EXERCISE DETAILS: With the pictures omitted, write out the entries that follow exactly as they stand.

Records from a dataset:
** Begin **

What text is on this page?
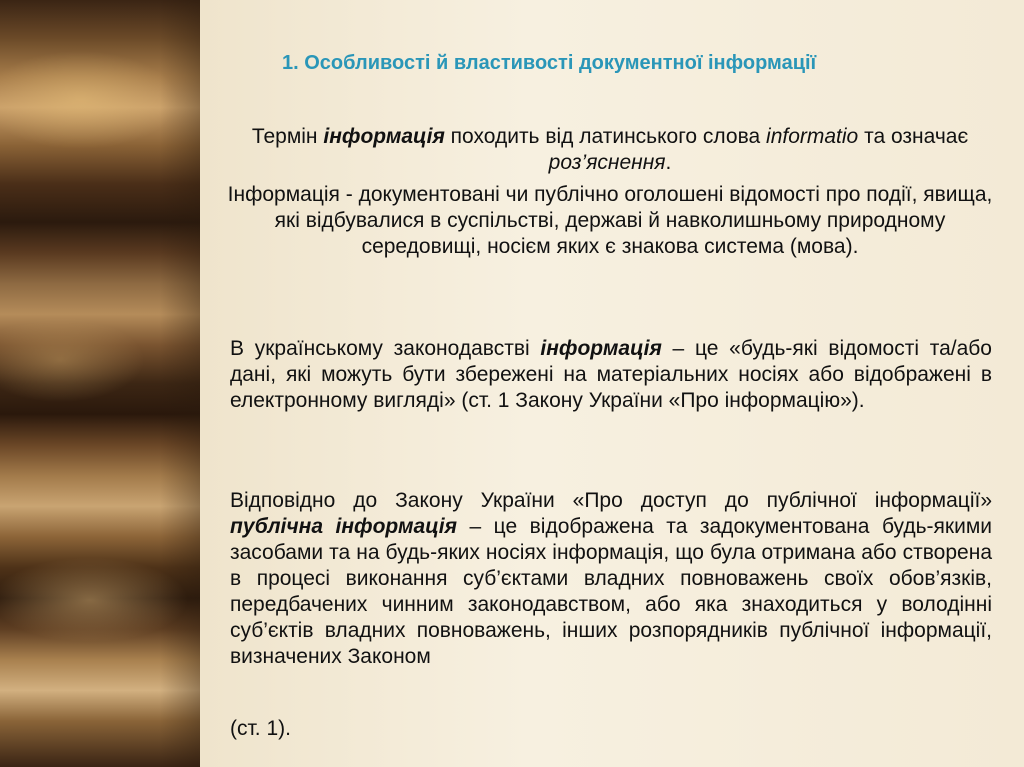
1. Особливості й властивості документної інформації

Термін інформація походить від латинського слова informatio та означає роз’яснення.

Інформація - документовані чи публічно оголошені відомості про події, явища, які відбувалися в суспільстві, державі й навколишньому природному середовищі, носієм яких є знакова система (мова).

В українському законодавстві інформація – це «будь-які відомості та/або дані, які можуть бути збережені на матеріальних носіях або відображені в електронному вигляді» (ст. 1 Закону України «Про інформацію»).

Відповідно до Закону України «Про доступ до публічної інформації» публічна інформація – це відображена та задокументована будь-якими засобами та на будь-яких носіях інформація, що була отримана або створена в процесі виконання суб’єктами владних повноважень своїх обов’язків, передбачених чинним законодавством, або яка знаходиться у володінні суб’єктів владних повноважень, інших розпорядників публічної інформації, визначених Законом

(ст. 1).
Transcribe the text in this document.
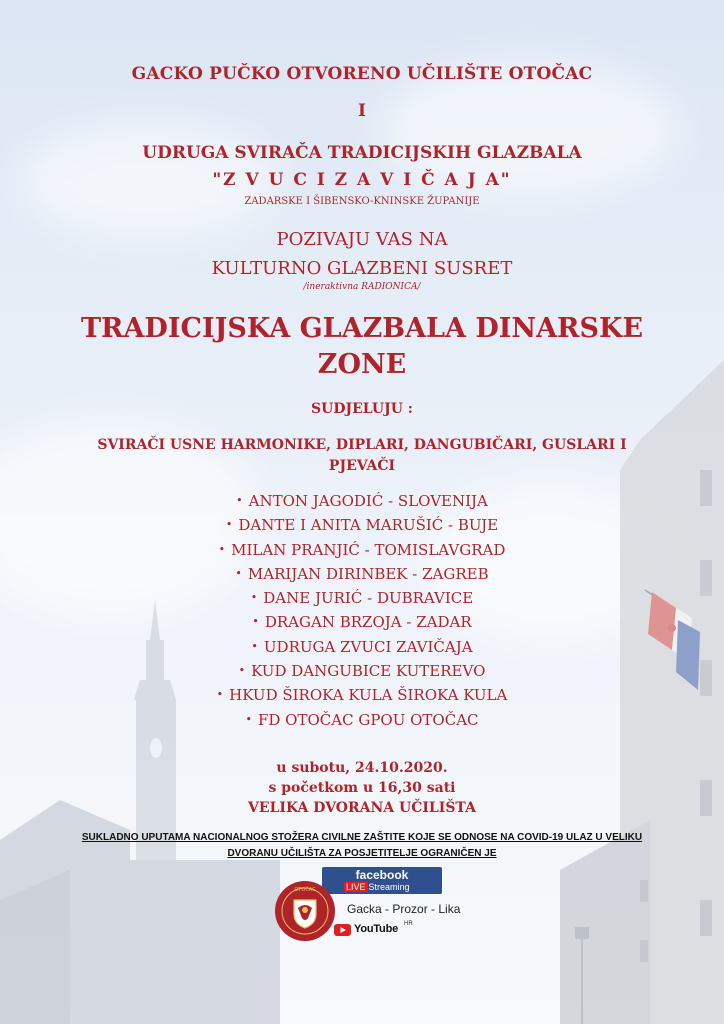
GACKO PUČKO OTVORENO UČILIŠTE OTOČAC
I
UDRUGA SVIRAČA TRADICIJSKIH GLAZBALA
"Z V U C I Z A V I Č A J A"
ZADARSKE I ŠIBENSKO-KNINSKE ŽUPANIJE
POZIVAJU VAS NA
KULTURNO GLAZBENI SUSRET
/ineraktivna RADIONICA/
TRADICIJSKA GLAZBALA DINARSKE
ZONE
SUDJELUJU :
SVIRAČI USNE HARMONIKE, DIPLARI, DANGUBIČARI, GUSLARI I
PJEVAČI
• ANTON JAGODIĆ - SLOVENIJA
• DANTE I ANITA MARUŠIĆ - BUJE
• MILAN PRANJIĆ - TOMISLAVGRAD
• MARIJAN DIRINBEK - ZAGREB
• DANE JURIĆ - DUBRAVICE
• DRAGAN BRZOJA - ZADAR
• UDRUGA ZVUCI ZAVIČAJA
• KUD DANGUBICE KUTEREVO
• HKUD ŠIROKA KULA ŠIROKA KULA
• FD OTOČAC GPOU OTOČAC
u subotu, 24.10.2020.
s početkom u 16,30 sati
VELIKA DVORANA UČILIŠTA
SUKLADNO UPUTAMA NACIONALNOG STOŽERA CIVILNE ZAŠTITE KOJE SE ODNOSE NA COVID-19 ULAZ U VELIKU
DVORANU UČILIŠTA ZA POSJETITELJE OGRANIČEN JE
facebook
LIVE Streaming
OTOČAC
Gacka - Prozor - Lika
YouTube HR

** End **

RESPONSE BELOW:
What text is on this page?
1. Особливості й властивості документної інформації

Термін інформація походить від латинського слова informatio та означає роз’яснення.

Інформація - документовані чи публічно оголошені відомості про події, явища, які відбувалися в суспільстві, державі й навколишньому природному середовищі, носієм яких є знакова система (мова).

В українському законодавстві інформація – це «будь-які відомості та/або дані, які можуть бути збережені на матеріальних носіях або відображені в електронному вигляді» (ст. 1 Закону України «Про інформацію»).

Відповідно до Закону України «Про доступ до публічної інформації» публічна інформація – це відображена та задокументована будь-якими засобами та на будь-яких носіях інформація, що була отримана або створена в процесі виконання суб’єктами владних повноважень своїх обов’язків, передбачених чинним законодавством, або яка знаходиться у володінні суб’єктів владних повноважень, інших розпорядників публічної інформації, визначених Законом

(ст. 1).
Transcribe the text in this document.
GACKO PUČKO OTVORENO UČILIŠTE OTOČAC
I
UDRUGA SVIRAČA TRADICIJSKIH GLAZBALA
"Z V U C I Z A V I Č A J A"
ZADARSKE I ŠIBENSKO-KNINSKE ŽUPANIJE
POZIVAJU VAS NA
KULTURNO GLAZBENI SUSRET
/ineraktivna RADIONICA/
TRADICIJSKA GLAZBALA DINARSKE
ZONE
SUDJELUJU :
SVIRAČI USNE HARMONIKE, DIPLARI, DANGUBIČARI, GUSLARI I
PJEVAČI
• ANTON JAGODIĆ - SLOVENIJA
• DANTE I ANITA MARUŠIĆ - BUJE
• MILAN PRANJIĆ - TOMISLAVGRAD
• MARIJAN DIRINBEK - ZAGREB
• DANE JURIĆ - DUBRAVICE
• DRAGAN BRZOJA - ZADAR
• UDRUGA ZVUCI ZAVIČAJA
• KUD DANGUBICE KUTEREVO
• HKUD ŠIROKA KULA ŠIROKA KULA
• FD OTOČAC GPOU OTOČAC
u subotu, 24.10.2020.
s početkom u 16,30 sati
VELIKA DVORANA UČILIŠTA
SUKLADNO UPUTAMA NACIONALNOG STOŽERA CIVILNE ZAŠTITE KOJE SE ODNOSE NA COVID-19 ULAZ U VELIKU
DVORANU UČILIŠTA ZA POSJETITELJE OGRANIČEN JE
facebook
LIVE Streaming
OTOČAC
Gacka - Prozor - Lika
YouTube HR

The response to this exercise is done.